Stored data:

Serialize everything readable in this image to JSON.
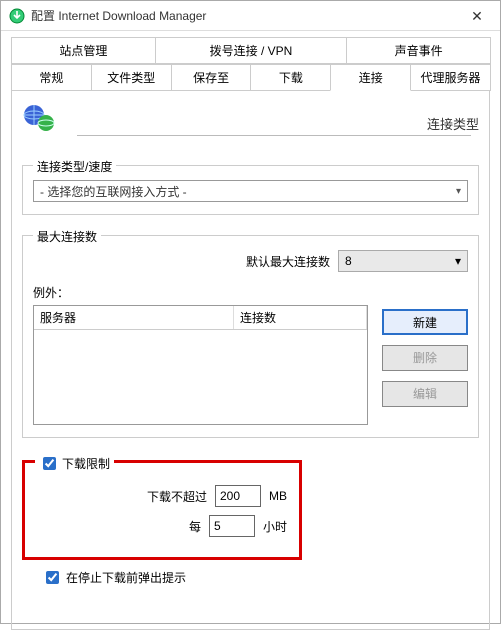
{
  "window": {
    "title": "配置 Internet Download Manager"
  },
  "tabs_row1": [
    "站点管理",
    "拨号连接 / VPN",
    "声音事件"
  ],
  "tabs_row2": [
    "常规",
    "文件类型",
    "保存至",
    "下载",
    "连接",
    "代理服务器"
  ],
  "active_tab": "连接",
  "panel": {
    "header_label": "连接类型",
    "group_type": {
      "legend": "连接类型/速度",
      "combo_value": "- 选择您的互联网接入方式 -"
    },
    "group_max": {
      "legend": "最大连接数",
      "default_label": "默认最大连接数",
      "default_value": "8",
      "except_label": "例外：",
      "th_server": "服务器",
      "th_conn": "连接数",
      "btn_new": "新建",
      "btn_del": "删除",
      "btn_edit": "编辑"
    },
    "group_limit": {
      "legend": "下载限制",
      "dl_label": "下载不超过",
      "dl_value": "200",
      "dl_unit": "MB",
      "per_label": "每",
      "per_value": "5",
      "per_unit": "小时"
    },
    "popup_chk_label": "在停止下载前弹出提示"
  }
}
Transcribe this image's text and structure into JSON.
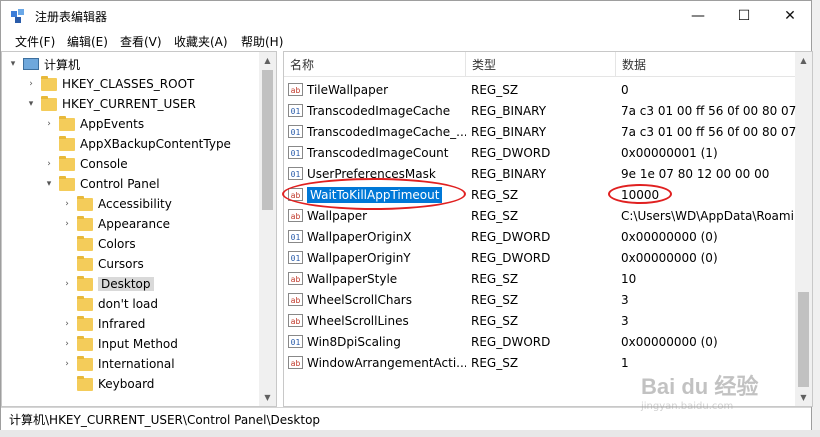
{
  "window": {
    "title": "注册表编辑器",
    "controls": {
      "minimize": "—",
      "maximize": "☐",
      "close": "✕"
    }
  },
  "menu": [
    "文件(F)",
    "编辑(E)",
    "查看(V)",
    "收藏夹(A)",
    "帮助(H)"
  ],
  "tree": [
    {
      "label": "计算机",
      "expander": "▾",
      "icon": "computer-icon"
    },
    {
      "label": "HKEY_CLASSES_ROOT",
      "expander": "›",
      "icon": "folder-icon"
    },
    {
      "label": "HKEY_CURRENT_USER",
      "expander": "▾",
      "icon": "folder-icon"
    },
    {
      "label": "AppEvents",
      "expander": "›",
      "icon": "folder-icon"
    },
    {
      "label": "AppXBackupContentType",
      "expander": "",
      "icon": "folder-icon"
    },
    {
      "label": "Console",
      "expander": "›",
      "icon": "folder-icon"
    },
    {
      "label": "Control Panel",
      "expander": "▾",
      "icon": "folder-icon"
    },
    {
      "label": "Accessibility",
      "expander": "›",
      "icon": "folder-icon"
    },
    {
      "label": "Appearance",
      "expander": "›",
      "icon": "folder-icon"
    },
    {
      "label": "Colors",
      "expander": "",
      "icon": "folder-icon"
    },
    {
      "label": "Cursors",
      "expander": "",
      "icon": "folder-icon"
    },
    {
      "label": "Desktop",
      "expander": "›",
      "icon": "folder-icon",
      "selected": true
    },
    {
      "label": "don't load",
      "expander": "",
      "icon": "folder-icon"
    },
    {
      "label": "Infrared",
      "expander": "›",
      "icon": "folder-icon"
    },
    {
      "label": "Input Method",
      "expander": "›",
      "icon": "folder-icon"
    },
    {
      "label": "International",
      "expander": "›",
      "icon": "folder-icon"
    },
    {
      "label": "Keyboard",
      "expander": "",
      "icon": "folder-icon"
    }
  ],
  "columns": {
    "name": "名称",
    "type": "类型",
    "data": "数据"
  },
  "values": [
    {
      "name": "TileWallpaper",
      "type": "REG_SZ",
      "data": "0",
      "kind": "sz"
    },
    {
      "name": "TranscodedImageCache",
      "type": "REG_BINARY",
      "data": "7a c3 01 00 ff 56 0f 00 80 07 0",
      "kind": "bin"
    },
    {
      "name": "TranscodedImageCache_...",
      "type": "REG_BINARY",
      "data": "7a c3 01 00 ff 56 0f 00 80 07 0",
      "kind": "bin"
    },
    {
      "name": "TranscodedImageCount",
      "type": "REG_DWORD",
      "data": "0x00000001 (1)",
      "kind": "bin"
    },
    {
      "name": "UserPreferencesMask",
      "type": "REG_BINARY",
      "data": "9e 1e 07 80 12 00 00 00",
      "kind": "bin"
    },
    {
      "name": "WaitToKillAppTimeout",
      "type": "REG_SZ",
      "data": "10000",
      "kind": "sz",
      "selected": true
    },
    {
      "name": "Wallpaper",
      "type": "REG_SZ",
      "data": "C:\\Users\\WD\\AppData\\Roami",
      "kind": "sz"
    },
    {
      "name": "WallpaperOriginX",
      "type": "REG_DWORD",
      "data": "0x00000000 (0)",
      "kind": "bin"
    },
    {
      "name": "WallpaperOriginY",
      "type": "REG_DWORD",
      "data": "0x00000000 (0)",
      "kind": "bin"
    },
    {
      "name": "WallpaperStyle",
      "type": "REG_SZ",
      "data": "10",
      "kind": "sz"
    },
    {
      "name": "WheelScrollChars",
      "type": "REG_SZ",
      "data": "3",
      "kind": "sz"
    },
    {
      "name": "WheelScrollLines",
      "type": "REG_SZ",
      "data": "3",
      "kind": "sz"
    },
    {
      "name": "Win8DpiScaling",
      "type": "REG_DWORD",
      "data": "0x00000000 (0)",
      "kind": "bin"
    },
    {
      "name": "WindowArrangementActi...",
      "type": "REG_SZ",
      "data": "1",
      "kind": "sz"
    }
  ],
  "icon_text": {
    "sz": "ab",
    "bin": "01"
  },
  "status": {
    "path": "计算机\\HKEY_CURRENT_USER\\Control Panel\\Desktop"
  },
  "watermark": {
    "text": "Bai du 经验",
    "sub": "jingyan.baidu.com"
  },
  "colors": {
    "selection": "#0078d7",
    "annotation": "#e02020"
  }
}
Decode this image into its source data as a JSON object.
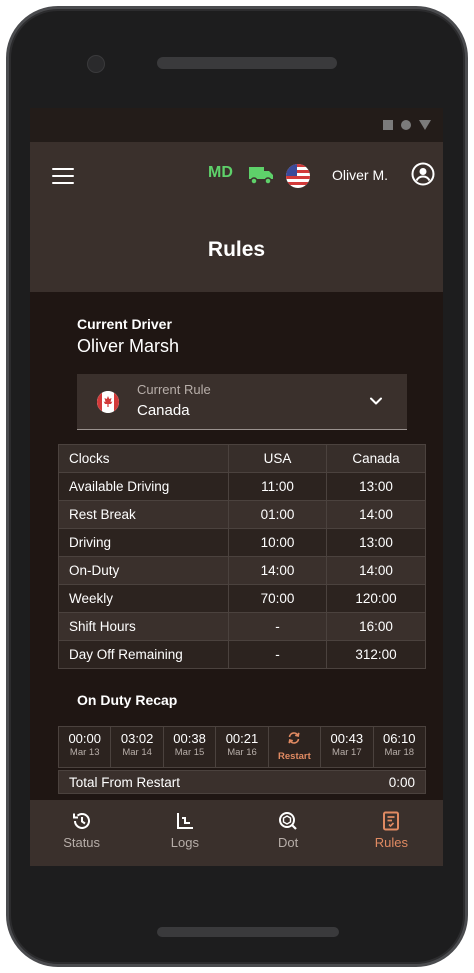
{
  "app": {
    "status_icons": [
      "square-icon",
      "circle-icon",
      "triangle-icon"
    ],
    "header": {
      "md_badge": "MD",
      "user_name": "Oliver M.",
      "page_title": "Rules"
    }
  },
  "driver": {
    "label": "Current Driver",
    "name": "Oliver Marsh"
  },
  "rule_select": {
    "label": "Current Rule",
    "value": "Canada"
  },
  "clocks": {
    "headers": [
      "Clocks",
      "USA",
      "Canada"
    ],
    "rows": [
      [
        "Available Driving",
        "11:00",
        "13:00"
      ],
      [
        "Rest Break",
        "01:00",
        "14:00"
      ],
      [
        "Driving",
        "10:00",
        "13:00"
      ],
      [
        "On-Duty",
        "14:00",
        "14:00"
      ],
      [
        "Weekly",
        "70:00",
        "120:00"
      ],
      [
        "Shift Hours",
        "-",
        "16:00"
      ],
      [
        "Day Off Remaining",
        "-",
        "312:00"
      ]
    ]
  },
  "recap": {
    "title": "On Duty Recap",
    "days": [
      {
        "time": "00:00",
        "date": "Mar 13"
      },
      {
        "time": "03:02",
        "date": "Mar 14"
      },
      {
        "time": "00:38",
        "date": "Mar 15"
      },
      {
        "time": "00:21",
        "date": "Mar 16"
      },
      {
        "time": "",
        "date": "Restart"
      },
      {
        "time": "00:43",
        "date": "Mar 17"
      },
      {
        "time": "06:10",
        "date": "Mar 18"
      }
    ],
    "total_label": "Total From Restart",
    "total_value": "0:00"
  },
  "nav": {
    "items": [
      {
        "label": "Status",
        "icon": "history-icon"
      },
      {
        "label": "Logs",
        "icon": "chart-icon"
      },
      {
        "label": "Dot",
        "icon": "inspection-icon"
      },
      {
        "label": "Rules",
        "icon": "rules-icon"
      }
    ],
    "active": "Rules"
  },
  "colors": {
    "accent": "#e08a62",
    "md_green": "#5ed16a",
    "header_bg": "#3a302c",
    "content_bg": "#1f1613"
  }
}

YOUR GOAL:
Each line that holds the word "Restart" should be extracted from the records.

TASK ANSWER:
        "date": "Restart"
    "total_label": "Total From Restart",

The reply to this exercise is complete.